**Set task**
Convert everything from the start of the records down to the line containing "place-line bbox=[40, 620, 210, 621]", both ends included, into a JSON list of strings with one string per line and blank lines left out.

**Records for this task**

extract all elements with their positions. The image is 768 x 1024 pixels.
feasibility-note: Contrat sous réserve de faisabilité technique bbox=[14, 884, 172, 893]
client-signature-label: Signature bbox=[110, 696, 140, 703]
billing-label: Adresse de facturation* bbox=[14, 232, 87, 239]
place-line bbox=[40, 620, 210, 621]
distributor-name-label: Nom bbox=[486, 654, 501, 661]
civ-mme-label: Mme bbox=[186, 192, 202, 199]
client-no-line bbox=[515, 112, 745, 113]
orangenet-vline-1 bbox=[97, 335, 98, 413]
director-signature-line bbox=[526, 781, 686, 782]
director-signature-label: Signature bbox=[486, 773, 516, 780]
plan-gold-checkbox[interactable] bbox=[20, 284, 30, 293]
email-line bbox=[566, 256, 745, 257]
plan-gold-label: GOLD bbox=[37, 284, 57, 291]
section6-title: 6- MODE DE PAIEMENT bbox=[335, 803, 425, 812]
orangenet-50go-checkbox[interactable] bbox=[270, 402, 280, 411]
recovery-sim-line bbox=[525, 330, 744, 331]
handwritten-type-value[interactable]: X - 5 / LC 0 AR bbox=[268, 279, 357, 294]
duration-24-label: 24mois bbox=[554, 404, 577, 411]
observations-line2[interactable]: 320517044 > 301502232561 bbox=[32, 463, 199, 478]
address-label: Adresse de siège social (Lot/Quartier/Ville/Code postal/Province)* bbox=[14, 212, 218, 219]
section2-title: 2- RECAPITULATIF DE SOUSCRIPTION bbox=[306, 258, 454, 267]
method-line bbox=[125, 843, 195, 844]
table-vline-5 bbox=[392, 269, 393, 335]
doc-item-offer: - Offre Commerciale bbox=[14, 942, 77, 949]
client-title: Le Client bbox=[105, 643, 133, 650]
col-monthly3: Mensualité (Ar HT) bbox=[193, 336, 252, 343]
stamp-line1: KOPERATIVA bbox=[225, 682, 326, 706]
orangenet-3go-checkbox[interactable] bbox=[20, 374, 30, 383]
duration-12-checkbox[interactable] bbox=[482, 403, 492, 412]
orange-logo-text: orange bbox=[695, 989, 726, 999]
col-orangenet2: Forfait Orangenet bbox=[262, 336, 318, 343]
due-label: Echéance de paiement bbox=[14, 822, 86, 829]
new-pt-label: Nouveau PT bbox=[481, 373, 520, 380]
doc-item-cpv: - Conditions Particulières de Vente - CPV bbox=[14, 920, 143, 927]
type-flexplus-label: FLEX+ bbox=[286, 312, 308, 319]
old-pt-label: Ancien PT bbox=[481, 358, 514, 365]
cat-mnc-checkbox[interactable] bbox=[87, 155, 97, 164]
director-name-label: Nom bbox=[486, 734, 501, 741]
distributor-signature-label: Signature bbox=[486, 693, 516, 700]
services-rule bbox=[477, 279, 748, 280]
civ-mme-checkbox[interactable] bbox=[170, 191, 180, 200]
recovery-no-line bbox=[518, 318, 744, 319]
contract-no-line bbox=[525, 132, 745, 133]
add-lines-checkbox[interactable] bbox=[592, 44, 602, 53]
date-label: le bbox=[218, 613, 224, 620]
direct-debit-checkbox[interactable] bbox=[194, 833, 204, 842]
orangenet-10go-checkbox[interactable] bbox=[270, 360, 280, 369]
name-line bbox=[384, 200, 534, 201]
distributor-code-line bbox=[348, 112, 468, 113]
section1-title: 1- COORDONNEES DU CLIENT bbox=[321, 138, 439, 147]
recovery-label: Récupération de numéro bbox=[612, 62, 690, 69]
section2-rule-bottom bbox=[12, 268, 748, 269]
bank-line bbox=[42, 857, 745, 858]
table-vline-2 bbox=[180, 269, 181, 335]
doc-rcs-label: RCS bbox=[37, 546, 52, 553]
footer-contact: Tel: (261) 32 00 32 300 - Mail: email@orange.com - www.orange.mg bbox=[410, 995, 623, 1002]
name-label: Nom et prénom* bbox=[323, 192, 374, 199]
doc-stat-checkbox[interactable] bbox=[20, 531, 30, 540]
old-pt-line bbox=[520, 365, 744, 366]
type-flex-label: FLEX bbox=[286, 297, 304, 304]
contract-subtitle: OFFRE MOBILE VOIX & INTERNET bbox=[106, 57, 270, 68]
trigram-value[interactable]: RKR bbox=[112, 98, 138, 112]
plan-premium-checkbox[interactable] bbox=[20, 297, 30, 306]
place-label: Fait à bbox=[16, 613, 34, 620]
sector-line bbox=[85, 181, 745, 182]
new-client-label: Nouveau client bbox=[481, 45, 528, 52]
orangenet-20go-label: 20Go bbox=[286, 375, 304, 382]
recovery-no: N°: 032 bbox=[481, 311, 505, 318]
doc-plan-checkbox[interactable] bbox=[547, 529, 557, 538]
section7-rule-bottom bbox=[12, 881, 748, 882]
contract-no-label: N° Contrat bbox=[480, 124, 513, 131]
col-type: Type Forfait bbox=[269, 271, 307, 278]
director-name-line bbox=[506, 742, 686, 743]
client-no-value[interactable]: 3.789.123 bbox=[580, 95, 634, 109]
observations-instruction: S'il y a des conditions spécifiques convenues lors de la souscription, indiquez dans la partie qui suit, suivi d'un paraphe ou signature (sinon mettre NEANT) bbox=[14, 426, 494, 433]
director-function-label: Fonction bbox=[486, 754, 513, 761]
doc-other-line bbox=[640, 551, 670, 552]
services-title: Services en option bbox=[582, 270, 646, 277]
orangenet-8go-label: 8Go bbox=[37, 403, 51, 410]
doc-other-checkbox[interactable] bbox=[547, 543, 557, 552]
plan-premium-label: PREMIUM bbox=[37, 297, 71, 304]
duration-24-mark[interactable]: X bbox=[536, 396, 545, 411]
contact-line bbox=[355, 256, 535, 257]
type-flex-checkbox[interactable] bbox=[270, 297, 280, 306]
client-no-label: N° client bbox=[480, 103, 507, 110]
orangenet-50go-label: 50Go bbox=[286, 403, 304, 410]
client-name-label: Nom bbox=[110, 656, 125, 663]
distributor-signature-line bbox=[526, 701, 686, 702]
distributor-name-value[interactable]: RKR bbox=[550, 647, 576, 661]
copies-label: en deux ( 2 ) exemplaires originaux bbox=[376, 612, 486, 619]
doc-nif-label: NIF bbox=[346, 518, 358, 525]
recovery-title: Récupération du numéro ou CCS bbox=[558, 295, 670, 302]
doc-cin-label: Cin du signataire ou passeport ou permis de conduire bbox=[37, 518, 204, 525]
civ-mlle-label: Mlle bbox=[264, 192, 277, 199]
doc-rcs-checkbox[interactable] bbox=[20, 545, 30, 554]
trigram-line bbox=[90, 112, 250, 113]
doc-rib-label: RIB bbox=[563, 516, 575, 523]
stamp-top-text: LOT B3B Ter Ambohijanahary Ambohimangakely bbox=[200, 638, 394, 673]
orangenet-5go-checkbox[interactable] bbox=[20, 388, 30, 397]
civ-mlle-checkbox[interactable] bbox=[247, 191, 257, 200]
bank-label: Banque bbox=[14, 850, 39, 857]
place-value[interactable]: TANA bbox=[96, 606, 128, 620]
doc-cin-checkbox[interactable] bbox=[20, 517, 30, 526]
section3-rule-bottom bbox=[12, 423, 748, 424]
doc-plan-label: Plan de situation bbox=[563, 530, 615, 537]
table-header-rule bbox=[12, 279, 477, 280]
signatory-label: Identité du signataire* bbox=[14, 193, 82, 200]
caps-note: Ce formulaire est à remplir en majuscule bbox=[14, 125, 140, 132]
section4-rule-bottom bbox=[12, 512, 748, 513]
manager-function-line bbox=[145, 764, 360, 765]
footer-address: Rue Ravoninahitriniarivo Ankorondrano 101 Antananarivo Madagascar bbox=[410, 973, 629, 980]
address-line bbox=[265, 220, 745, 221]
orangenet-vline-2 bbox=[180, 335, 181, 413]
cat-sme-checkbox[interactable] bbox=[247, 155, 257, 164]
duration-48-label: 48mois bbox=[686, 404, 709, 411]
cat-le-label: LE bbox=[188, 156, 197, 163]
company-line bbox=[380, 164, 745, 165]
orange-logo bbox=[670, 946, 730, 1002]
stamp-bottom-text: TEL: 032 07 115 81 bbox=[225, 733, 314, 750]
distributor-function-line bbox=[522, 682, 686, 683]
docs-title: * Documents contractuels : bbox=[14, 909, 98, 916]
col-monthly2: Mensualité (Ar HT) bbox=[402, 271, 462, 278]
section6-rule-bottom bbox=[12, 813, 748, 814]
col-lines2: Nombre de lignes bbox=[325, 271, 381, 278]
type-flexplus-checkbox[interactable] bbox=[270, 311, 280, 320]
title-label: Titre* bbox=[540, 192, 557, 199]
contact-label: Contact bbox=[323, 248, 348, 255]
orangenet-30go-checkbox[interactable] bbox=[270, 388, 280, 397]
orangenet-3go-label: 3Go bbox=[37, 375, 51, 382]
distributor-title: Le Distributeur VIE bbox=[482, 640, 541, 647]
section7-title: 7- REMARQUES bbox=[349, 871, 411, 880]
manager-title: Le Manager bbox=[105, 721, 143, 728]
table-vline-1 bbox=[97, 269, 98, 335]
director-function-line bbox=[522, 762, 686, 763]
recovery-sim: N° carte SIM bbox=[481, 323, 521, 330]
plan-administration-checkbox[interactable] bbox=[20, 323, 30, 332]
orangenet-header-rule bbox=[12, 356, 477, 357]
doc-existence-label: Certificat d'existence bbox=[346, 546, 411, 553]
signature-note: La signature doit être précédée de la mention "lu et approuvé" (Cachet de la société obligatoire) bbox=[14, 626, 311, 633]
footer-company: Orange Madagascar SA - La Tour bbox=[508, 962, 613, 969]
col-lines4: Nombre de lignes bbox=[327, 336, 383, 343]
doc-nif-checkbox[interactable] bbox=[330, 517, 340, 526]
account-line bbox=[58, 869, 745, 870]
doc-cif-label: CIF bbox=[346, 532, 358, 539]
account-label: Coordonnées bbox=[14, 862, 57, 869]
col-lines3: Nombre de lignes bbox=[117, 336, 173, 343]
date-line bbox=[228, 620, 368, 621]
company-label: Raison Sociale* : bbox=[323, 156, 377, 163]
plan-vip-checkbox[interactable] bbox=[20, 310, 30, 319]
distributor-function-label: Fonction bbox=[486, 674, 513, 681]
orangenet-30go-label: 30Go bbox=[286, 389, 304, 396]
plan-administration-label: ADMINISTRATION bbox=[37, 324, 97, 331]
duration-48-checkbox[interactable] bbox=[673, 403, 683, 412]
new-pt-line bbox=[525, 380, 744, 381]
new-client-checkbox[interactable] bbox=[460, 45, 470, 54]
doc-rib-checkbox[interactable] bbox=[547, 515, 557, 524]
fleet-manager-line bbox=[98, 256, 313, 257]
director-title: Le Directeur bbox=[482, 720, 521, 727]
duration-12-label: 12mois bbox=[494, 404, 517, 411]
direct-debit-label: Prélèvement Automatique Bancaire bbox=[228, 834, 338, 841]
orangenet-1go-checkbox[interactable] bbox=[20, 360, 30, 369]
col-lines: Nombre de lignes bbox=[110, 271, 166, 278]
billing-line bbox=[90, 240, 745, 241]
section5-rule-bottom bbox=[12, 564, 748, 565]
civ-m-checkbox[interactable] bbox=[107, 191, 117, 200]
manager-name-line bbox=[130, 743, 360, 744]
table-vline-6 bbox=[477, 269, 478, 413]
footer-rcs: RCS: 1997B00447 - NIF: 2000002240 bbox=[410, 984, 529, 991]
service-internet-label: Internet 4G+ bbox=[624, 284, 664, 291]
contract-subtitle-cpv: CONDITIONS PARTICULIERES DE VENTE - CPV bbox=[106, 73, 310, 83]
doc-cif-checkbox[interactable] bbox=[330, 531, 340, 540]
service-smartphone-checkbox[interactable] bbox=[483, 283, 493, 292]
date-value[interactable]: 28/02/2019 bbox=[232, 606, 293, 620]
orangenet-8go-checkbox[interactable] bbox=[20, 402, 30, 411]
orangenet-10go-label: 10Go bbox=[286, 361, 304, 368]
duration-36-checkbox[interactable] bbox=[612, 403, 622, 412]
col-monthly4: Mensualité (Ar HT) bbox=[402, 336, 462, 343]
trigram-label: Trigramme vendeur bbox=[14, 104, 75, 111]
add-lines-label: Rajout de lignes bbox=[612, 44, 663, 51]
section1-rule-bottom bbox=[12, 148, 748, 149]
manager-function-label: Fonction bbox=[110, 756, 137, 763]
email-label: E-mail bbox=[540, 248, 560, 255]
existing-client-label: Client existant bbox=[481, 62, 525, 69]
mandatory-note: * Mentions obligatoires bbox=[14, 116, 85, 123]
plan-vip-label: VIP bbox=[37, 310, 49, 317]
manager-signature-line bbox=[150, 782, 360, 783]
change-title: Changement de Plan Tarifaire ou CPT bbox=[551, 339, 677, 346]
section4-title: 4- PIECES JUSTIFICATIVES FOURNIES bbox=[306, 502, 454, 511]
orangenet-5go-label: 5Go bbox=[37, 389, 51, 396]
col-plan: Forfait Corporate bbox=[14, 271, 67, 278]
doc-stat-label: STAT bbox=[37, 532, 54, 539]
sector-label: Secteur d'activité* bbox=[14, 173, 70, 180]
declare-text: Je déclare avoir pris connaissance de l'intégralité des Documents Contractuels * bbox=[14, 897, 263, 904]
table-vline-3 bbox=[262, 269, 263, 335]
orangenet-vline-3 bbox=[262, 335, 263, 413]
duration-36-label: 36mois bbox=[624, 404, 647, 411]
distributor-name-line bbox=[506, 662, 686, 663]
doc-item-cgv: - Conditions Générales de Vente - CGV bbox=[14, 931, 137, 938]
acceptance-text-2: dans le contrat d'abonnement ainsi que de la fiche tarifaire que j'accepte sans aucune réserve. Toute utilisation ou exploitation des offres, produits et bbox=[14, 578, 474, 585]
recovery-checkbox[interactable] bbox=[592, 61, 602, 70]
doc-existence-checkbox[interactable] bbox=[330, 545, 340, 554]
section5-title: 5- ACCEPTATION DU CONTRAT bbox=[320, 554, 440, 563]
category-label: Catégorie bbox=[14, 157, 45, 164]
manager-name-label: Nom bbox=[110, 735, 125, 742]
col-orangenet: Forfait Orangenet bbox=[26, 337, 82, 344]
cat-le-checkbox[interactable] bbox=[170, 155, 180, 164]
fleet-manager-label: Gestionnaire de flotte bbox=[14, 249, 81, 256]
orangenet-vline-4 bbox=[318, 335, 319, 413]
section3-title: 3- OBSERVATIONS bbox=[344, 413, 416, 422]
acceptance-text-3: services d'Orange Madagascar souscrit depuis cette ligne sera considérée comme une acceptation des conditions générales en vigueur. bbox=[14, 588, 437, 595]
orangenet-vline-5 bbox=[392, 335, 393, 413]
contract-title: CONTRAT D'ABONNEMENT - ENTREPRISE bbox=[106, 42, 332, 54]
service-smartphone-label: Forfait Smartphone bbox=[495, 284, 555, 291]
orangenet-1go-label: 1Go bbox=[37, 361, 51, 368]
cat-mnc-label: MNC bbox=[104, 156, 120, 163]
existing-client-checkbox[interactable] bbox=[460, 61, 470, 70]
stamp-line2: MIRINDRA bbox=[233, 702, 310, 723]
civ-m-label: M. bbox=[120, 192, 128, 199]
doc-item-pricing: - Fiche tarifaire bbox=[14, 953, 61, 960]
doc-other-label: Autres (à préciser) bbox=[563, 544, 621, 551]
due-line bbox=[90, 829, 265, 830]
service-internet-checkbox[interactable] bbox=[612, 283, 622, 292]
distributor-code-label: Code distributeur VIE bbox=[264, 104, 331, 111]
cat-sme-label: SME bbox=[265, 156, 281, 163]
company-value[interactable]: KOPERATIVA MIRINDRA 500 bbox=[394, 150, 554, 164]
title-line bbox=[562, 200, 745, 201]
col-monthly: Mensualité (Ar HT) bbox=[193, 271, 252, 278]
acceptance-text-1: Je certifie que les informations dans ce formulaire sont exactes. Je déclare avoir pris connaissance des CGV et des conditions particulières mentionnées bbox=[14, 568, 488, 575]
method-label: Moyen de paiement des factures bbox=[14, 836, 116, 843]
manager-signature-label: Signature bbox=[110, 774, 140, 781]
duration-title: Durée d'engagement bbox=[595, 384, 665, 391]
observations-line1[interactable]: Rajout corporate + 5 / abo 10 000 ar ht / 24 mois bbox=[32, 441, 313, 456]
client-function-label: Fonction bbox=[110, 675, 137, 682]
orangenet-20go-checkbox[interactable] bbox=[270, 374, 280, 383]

**Result for this task**
[
  "extract all elements with their positions. The image is 768 x 1024 pixels.",
  "feasibility-note: Contrat sous réserve de faisabilité technique bbox=[14, 884, 172, 893]",
  "client-signature-label: Signature bbox=[110, 696, 140, 703]",
  "billing-label: Adresse de facturation* bbox=[14, 232, 87, 239]",
  "place-line bbox=[40, 620, 210, 621]"
]